- _AIM OF THE EXERCISE_
Find the string "label" and gather every line that holds it.
========================
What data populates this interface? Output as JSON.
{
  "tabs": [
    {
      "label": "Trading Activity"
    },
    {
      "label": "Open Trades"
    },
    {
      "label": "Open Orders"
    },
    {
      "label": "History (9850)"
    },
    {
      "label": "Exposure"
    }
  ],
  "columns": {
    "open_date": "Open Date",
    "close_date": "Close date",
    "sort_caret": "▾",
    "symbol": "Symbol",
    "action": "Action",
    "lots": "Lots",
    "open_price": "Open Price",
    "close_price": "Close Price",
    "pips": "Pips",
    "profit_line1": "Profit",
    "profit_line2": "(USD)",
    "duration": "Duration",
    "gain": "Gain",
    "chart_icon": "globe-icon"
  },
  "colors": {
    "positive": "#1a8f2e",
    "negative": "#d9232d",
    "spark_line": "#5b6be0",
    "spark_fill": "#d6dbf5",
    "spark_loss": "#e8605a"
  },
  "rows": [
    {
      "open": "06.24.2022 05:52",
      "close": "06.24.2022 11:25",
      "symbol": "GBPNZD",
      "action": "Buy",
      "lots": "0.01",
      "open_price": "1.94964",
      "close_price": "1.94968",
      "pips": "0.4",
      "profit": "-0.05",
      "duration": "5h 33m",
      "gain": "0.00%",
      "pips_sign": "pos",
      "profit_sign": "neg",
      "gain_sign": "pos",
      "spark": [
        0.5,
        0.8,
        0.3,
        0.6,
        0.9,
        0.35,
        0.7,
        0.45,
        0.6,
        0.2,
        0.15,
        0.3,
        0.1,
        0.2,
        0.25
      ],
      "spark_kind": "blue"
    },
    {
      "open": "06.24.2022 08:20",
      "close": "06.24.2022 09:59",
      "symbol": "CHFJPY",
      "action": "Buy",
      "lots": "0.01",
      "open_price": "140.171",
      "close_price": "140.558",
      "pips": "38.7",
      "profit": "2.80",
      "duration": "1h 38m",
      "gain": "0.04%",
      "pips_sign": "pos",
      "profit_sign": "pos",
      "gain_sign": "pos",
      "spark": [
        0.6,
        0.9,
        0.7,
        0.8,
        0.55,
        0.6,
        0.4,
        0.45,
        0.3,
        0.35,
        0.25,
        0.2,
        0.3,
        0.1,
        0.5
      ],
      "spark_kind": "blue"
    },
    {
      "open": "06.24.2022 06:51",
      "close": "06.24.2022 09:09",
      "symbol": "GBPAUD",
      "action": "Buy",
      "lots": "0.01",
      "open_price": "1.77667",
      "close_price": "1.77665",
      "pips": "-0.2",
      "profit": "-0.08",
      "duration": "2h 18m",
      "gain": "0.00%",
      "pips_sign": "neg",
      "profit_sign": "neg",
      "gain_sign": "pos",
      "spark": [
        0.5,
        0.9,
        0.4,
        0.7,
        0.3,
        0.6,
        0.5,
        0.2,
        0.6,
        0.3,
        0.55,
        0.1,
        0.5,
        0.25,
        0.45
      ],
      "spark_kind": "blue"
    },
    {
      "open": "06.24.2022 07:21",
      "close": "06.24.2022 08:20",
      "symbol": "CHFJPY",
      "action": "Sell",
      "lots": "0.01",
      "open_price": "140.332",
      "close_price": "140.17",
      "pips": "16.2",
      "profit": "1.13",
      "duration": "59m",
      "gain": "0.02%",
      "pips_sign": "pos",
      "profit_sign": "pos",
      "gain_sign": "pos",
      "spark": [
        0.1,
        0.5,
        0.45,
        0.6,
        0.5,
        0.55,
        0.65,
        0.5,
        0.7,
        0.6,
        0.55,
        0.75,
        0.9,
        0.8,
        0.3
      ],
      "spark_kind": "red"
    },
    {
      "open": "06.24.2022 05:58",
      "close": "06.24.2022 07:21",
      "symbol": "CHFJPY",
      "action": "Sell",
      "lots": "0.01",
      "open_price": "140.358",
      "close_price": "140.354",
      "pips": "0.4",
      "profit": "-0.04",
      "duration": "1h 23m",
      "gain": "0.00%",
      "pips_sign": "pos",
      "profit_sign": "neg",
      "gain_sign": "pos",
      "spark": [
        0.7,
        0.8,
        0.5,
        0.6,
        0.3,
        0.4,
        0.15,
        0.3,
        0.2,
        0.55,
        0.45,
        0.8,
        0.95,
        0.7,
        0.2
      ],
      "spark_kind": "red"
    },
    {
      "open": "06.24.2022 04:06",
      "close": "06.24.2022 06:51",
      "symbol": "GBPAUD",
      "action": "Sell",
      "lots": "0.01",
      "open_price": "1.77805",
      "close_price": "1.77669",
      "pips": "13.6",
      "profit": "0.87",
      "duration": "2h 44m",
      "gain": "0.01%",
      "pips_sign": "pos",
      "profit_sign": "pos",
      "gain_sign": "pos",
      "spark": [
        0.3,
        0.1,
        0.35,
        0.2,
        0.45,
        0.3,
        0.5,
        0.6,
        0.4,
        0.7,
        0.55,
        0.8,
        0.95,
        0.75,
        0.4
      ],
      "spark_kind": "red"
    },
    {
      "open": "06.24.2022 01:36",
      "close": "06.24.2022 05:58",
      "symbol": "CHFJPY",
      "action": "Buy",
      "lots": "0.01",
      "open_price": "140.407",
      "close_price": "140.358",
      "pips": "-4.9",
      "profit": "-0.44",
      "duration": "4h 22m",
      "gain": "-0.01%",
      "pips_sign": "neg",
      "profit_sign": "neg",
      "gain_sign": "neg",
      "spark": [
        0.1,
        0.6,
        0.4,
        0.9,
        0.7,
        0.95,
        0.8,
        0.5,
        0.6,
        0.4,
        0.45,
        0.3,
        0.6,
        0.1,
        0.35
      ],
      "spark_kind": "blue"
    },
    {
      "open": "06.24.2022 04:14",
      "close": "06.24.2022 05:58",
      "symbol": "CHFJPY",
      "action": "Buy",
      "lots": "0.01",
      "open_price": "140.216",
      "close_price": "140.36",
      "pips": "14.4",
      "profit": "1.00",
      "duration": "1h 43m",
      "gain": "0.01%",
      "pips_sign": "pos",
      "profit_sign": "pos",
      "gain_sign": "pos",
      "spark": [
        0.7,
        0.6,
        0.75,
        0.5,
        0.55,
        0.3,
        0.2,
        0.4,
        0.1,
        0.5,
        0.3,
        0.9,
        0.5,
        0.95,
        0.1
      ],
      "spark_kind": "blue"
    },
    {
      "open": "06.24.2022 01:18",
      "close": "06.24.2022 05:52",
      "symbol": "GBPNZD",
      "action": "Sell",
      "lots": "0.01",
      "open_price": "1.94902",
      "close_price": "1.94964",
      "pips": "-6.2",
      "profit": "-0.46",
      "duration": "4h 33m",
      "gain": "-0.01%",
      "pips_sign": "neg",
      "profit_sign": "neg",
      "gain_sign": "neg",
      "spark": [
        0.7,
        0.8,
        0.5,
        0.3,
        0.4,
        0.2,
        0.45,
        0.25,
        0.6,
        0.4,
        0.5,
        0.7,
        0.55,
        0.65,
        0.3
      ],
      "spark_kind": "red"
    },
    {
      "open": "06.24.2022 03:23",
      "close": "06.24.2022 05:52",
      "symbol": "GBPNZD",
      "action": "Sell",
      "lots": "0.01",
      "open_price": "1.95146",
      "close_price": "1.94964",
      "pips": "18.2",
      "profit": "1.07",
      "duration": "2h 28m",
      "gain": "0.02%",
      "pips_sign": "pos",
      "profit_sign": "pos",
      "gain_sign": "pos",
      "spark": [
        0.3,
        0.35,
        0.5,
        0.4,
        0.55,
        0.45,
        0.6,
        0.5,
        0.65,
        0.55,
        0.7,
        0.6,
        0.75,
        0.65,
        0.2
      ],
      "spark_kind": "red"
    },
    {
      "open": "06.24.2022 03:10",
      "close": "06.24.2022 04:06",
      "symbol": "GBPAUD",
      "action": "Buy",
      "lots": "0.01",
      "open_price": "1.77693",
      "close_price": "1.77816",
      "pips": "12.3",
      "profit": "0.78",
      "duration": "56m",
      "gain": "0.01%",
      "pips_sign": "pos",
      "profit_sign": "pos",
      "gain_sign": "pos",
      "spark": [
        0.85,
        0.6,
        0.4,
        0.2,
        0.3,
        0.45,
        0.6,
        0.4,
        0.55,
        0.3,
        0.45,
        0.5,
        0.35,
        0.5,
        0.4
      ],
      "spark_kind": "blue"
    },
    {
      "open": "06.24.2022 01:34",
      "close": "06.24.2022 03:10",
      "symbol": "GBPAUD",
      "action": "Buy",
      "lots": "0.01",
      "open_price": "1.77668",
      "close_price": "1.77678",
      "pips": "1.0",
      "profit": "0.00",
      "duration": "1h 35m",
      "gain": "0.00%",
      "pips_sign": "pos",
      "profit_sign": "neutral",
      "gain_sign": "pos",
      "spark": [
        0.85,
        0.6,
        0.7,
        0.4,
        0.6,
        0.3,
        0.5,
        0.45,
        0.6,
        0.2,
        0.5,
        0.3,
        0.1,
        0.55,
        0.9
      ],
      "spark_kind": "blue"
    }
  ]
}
========================
- _EXPECTED ANSWER_
      "label": "Trading Activity"
      "label": "Open Trades"
      "label": "Open Orders"
      "label": "History (9850)"
      "label": "Exposure"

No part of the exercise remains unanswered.